___ Extracted data

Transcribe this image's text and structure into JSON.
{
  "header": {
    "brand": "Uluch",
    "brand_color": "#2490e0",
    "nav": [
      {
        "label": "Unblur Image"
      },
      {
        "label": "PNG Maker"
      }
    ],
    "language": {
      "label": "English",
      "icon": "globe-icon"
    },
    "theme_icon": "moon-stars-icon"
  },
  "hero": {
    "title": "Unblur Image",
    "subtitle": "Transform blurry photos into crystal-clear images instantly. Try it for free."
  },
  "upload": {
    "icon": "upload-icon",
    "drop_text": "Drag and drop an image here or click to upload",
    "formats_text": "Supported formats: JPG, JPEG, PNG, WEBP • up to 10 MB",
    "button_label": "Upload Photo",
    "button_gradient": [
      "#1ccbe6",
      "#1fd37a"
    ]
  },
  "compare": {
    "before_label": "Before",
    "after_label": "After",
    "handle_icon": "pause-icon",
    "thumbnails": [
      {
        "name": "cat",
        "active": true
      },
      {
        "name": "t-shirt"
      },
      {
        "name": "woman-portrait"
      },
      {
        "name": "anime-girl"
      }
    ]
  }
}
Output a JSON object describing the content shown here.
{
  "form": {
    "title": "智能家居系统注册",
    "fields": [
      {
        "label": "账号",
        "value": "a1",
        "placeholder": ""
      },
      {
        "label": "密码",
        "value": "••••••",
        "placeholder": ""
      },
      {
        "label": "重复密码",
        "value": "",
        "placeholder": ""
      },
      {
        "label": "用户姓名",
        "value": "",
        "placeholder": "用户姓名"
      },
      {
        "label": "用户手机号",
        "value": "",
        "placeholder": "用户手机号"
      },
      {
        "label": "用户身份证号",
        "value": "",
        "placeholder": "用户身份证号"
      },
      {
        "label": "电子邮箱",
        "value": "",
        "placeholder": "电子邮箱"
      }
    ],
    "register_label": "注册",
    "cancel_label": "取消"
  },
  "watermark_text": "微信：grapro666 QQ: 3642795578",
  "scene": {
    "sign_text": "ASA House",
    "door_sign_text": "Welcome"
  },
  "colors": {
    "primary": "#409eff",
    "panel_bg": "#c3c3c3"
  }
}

______

With the line containing "Output a JSON" as the first and the last line of the records as the final one, print exactly the lines in that span.

**Exercise response**
Output a JSON object describing the content shown here.
{
  "form": {
    "title": "智能家居系统注册",
    "fields": [
      {
        "label": "账号",
        "value": "a1",
        "placeholder": ""
      },
      {
        "label": "密码",
        "value": "••••••",
        "placeholder": ""
      },
      {
        "label": "重复密码",
        "value": "",
        "placeholder": ""
      },
      {
        "label": "用户姓名",
        "value": "",
        "placeholder": "用户姓名"
      },
      {
        "label": "用户手机号",
        "value": "",
        "placeholder": "用户手机号"
      },
      {
        "label": "用户身份证号",
        "value": "",
        "placeholder": "用户身份证号"
      },
      {
        "label": "电子邮箱",
        "value": "",
        "placeholder": "电子邮箱"
      }
    ],
    "register_label": "注册",
    "cancel_label": "取消"
  },
  "watermark_text": "微信：grapro666 QQ: 3642795578",
  "scene": {
    "sign_text": "ASA House",
    "door_sign_text": "Welcome"
  },
  "colors": {
    "primary": "#409eff",
    "panel_bg": "#c3c3c3"
  }
}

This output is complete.